Stored records –
--------------------
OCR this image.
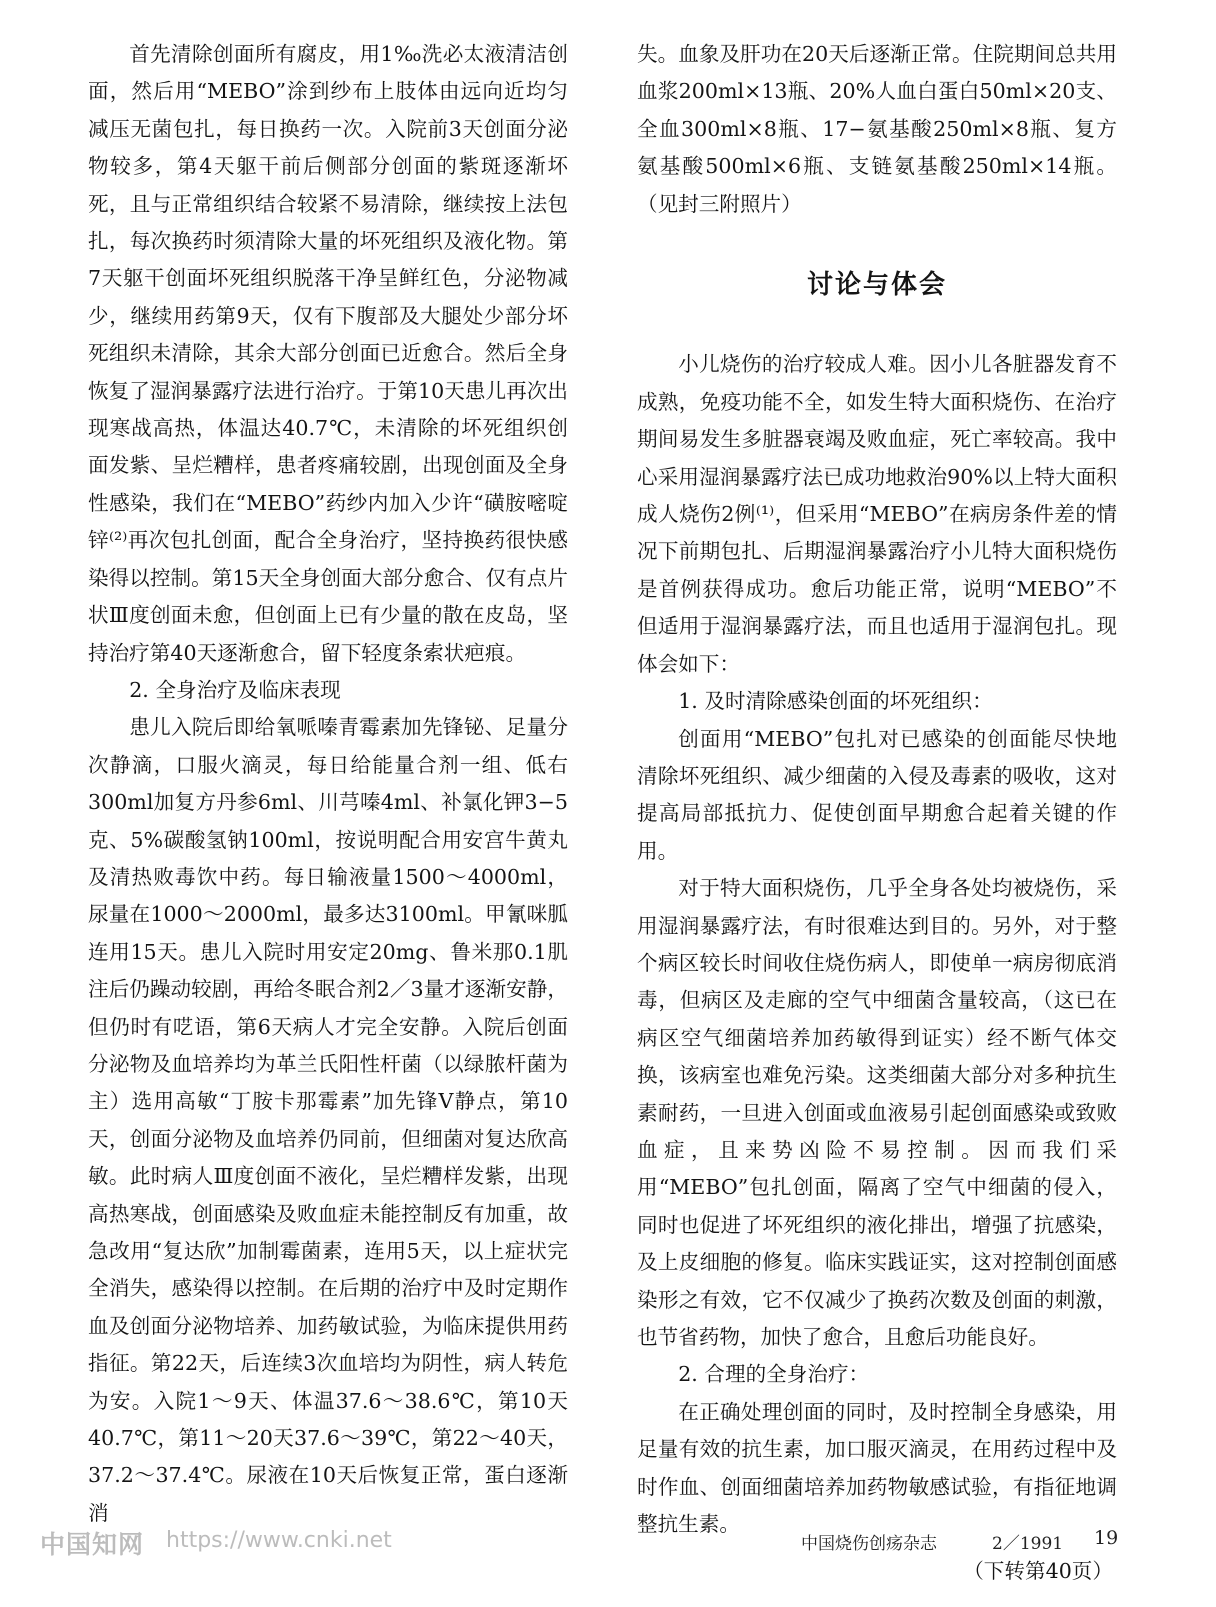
首先清除创面所有腐皮，用1‰洗必太液清洁创面，然后用“MEBO”涂到纱布上肢体由远向近均匀减压无菌包扎，每日换药一次。入院前3天创面分泌物较多，第4天躯干前后侧部分创面的紫斑逐渐坏死，且与正常组织结合较紧不易清除，继续按上法包扎，每次换药时须清除大量的坏死组织及液化物。第7天躯干创面坏死组织脱落干净呈鲜红色，分泌物减少，继续用药第9天，仅有下腹部及大腿处少部分坏死组织未清除，其余大部分创面已近愈合。然后全身恢复了湿润暴露疗法进行治疗。于第10天患儿再次出现寒战高热，体温达40.7℃，未清除的坏死组织创面发紫、呈烂糟样，患者疼痛较剧，出现创面及全身性感染，我们在“MEBO”药纱内加入少许“磺胺嘧啶锌⁽²⁾再次包扎创面，配合全身治疗，坚持换药很快感染得以控制。第15天全身创面大部分愈合、仅有点片状Ⅲ度创面未愈，但创面上已有少量的散在皮岛，坚持治疗第40天逐渐愈合，留下轻度条索状疤痕。

2. 全身治疗及临床表现

患儿入院后即给氧哌嗪青霉素加先锋铋、足量分次静滴，口服火滴灵，每日给能量合剂一组、低右300ml加复方丹参6ml、川芎嗪4ml、补氯化钾3−5克、5%碳酸氢钠100ml，按说明配合用安宫牛黄丸及清热败毒饮中药。每日输液量1500～4000ml，尿量在1000～2000ml，最多达3100ml。甲氰咪胍连用15天。患儿入院时用安定20mg、鲁米那0.1肌注后仍躁动较剧，再给冬眠合剂2／3量才逐渐安静，但仍时有呓语，第6天病人才完全安静。入院后创面分泌物及血培养均为革兰氏阳性杆菌（以绿脓杆菌为主）选用高敏“丁胺卡那霉素”加先锋V静点，第10天，创面分泌物及血培养仍同前，但细菌对复达欣高敏。此时病人Ⅲ度创面不液化，呈烂糟样发紫，出现高热寒战，创面感染及败血症未能控制反有加重，故急改用“复达欣”加制霉菌素，连用5天，以上症状完全消失，感染得以控制。在后期的治疗中及时定期作血及创面分泌物培养、加药敏试验，为临床提供用药指征。第22天，后连续3次血培均为阴性，病人转危为安。入院1～9天、体温37.6～38.6℃，第10天40.7℃，第11～20天37.6～39℃，第22～40天，37.2～37.4℃。尿液在10天后恢复正常，蛋白逐渐消

失。血象及肝功在20天后逐渐正常。住院期间总共用血浆200ml×13瓶、20%人血白蛋白50ml×20支、全血300ml×8瓶、17−氨基酸250ml×8瓶、复方氨基酸500ml×6瓶、支链氨基酸250ml×14瓶。（见封三附照片）

讨论与体会

小儿烧伤的治疗较成人难。因小儿各脏器发育不成熟，免疫功能不全，如发生特大面积烧伤、在治疗期间易发生多脏器衰竭及败血症，死亡率较高。我中心采用湿润暴露疗法已成功地救治90%以上特大面积成人烧伤2例⁽¹⁾，但采用“MEBO”在病房条件差的情况下前期包扎、后期湿润暴露治疗小儿特大面积烧伤是首例获得成功。愈后功能正常，说明“MEBO”不但适用于湿润暴露疗法，而且也适用于湿润包扎。现体会如下：

1. 及时清除感染创面的坏死组织：

创面用“MEBO”包扎对已感染的创面能尽快地清除坏死组织、减少细菌的入侵及毒素的吸收，这对提高局部抵抗力、促使创面早期愈合起着关键的作用。

对于特大面积烧伤，几乎全身各处均被烧伤，采用湿润暴露疗法，有时很难达到目的。另外，对于整个病区较长时间收住烧伤病人，即使单一病房彻底消毒，但病区及走廊的空气中细菌含量较高，（这已在病区空气细菌培养加药敏得到证实）经不断气体交换，该病室也难免污染。这类细菌大部分对多种抗生素耐药，一旦进入创面或血液易引起创面感染或致败血症，且来势凶险不易控制。因而我们采用“MEBO”包扎创面，隔离了空气中细菌的侵入，同时也促进了坏死组织的液化排出，增强了抗感染，及上皮细胞的修复。临床实践证实，这对控制创面感染形之有效，它不仅减少了换药次数及创面的刺激，也节省药物，加快了愈合，且愈后功能良好。

2. 合理的全身治疗：

在正确处理创面的同时，及时控制全身感染，用足量有效的抗生素，加口服灭滴灵，在用药过程中及时作血、创面细菌培养加药物敏感试验，有指征地调整抗生素。

（下转第40页）

中国知网 https://www.cnki.net	中国烧伤创疡杂志	2／1991 19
--------------------
Written instruction – In the copy, include all records verbatim but no images.

Exercise solution –
OCR this image.
首先清除创面所有腐皮，用1‰洗必太液清洁创面，然后用“MEBO”涂到纱布上肢体由远向近均匀减压无菌包扎，每日换药一次。入院前3天创面分泌物较多，第4天躯干前后侧部分创面的紫斑逐渐坏死，且与正常组织结合较紧不易清除，继续按上法包扎，每次换药时须清除大量的坏死组织及液化物。第7天躯干创面坏死组织脱落干净呈鲜红色，分泌物减少，继续用药第9天，仅有下腹部及大腿处少部分坏死组织未清除，其余大部分创面已近愈合。然后全身恢复了湿润暴露疗法进行治疗。于第10天患儿再次出现寒战高热，体温达40.7℃，未清除的坏死组织创面发紫、呈烂糟样，患者疼痛较剧，出现创面及全身性感染，我们在“MEBO”药纱内加入少许“磺胺嘧啶锌⁽²⁾再次包扎创面，配合全身治疗，坚持换药很快感染得以控制。第15天全身创面大部分愈合、仅有点片状Ⅲ度创面未愈，但创面上已有少量的散在皮岛，坚持治疗第40天逐渐愈合，留下轻度条索状疤痕。

2. 全身治疗及临床表现

患儿入院后即给氧哌嗪青霉素加先锋铋、足量分次静滴，口服火滴灵，每日给能量合剂一组、低右300ml加复方丹参6ml、川芎嗪4ml、补氯化钾3−5克、5%碳酸氢钠100ml，按说明配合用安宫牛黄丸及清热败毒饮中药。每日输液量1500～4000ml，尿量在1000～2000ml，最多达3100ml。甲氰咪胍连用15天。患儿入院时用安定20mg、鲁米那0.1肌注后仍躁动较剧，再给冬眠合剂2／3量才逐渐安静，但仍时有呓语，第6天病人才完全安静。入院后创面分泌物及血培养均为革兰氏阳性杆菌（以绿脓杆菌为主）选用高敏“丁胺卡那霉素”加先锋V静点，第10天，创面分泌物及血培养仍同前，但细菌对复达欣高敏。此时病人Ⅲ度创面不液化，呈烂糟样发紫，出现高热寒战，创面感染及败血症未能控制反有加重，故急改用“复达欣”加制霉菌素，连用5天，以上症状完全消失，感染得以控制。在后期的治疗中及时定期作血及创面分泌物培养、加药敏试验，为临床提供用药指征。第22天，后连续3次血培均为阴性，病人转危为安。入院1～9天、体温37.6～38.6℃，第10天40.7℃，第11～20天37.6～39℃，第22～40天，37.2～37.4℃。尿液在10天后恢复正常，蛋白逐渐消

失。血象及肝功在20天后逐渐正常。住院期间总共用血浆200ml×13瓶、20%人血白蛋白50ml×20支、全血300ml×8瓶、17−氨基酸250ml×8瓶、复方氨基酸500ml×6瓶、支链氨基酸250ml×14瓶。（见封三附照片）

讨论与体会

小儿烧伤的治疗较成人难。因小儿各脏器发育不成熟，免疫功能不全，如发生特大面积烧伤、在治疗期间易发生多脏器衰竭及败血症，死亡率较高。我中心采用湿润暴露疗法已成功地救治90%以上特大面积成人烧伤2例⁽¹⁾，但采用“MEBO”在病房条件差的情况下前期包扎、后期湿润暴露治疗小儿特大面积烧伤是首例获得成功。愈后功能正常，说明“MEBO”不但适用于湿润暴露疗法，而且也适用于湿润包扎。现体会如下：

1. 及时清除感染创面的坏死组织：

创面用“MEBO”包扎对已感染的创面能尽快地清除坏死组织、减少细菌的入侵及毒素的吸收，这对提高局部抵抗力、促使创面早期愈合起着关键的作用。

对于特大面积烧伤，几乎全身各处均被烧伤，采用湿润暴露疗法，有时很难达到目的。另外，对于整个病区较长时间收住烧伤病人，即使单一病房彻底消毒，但病区及走廊的空气中细菌含量较高，（这已在病区空气细菌培养加药敏得到证实）经不断气体交换，该病室也难免污染。这类细菌大部分对多种抗生素耐药，一旦进入创面或血液易引起创面感染或致败血症，且来势凶险不易控制。因而我们采用“MEBO”包扎创面，隔离了空气中细菌的侵入，同时也促进了坏死组织的液化排出，增强了抗感染，及上皮细胞的修复。临床实践证实，这对控制创面感染形之有效，它不仅减少了换药次数及创面的刺激，也节省药物，加快了愈合，且愈后功能良好。

2. 合理的全身治疗：

在正确处理创面的同时，及时控制全身感染，用足量有效的抗生素，加口服灭滴灵，在用药过程中及时作血、创面细菌培养加药物敏感试验，有指征地调整抗生素。

（下转第40页）

中国知网 https://www.cnki.net	中国烧伤创疡杂志	2／1991 19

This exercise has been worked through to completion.